··· Recorded data

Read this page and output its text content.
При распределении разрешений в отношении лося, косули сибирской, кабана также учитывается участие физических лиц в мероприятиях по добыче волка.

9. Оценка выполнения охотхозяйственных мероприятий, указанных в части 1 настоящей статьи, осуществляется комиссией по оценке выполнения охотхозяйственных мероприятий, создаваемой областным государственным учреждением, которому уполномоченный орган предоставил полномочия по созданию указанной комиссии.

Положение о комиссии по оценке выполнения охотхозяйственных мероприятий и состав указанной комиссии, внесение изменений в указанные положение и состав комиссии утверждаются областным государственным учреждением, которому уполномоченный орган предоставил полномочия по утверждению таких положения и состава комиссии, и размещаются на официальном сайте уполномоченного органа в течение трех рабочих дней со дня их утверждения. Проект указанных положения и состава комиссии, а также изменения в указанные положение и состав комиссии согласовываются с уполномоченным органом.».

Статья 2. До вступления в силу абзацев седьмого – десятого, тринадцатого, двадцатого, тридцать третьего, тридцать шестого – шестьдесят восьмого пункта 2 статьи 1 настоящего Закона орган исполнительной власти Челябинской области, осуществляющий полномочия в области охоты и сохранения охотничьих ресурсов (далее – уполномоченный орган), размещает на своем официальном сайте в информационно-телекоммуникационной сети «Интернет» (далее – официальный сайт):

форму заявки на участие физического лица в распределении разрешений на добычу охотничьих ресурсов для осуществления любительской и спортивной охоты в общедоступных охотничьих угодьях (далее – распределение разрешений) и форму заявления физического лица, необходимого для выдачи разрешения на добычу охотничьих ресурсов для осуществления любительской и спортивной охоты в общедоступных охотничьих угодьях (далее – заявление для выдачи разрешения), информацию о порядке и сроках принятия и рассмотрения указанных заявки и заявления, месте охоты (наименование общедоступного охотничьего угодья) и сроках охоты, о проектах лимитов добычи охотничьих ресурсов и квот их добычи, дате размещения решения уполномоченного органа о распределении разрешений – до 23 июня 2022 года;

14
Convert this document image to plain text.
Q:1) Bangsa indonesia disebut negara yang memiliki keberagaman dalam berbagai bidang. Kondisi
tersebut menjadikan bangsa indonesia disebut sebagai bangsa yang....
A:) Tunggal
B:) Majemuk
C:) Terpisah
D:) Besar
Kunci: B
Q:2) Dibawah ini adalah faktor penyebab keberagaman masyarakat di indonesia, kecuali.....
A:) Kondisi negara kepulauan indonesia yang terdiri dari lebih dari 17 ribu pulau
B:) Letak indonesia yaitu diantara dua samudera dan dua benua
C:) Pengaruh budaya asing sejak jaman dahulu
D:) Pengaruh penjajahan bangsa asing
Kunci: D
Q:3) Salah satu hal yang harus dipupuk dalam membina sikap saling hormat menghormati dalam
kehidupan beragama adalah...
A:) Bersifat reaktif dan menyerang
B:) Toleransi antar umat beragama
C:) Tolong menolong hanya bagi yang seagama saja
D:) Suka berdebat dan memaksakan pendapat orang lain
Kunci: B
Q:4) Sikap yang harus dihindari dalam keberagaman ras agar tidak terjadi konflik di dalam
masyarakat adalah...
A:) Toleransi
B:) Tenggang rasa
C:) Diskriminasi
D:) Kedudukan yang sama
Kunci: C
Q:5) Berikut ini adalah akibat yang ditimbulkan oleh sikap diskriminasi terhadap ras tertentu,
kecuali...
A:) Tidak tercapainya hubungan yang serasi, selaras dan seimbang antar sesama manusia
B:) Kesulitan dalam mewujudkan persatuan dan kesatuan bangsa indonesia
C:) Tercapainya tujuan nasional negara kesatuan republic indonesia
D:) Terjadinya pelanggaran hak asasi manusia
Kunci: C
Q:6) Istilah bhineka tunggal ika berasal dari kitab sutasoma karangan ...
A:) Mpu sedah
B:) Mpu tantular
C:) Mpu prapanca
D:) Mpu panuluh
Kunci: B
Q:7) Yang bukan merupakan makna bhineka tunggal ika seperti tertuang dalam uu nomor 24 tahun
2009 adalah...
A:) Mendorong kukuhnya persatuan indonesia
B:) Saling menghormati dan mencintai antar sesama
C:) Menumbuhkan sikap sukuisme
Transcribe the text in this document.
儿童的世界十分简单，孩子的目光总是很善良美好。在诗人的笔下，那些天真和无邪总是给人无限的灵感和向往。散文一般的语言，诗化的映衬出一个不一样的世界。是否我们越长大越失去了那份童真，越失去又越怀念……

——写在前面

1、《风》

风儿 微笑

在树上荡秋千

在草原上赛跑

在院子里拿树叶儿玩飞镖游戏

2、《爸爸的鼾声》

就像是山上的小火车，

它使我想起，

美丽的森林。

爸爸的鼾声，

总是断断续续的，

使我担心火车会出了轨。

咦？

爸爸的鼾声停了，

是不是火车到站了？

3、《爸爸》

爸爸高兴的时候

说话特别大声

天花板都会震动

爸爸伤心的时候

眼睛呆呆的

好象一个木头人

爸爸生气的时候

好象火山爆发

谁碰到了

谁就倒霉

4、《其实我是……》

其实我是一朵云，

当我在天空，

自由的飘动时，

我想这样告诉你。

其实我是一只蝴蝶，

······

_Problem description_. Report each line in the data that holds the word "kecuali".

_Complete output_.
Q:2) Dibawah ini adalah faktor penyebab keberagaman masyarakat di indonesia, kecuali.....
kecuali...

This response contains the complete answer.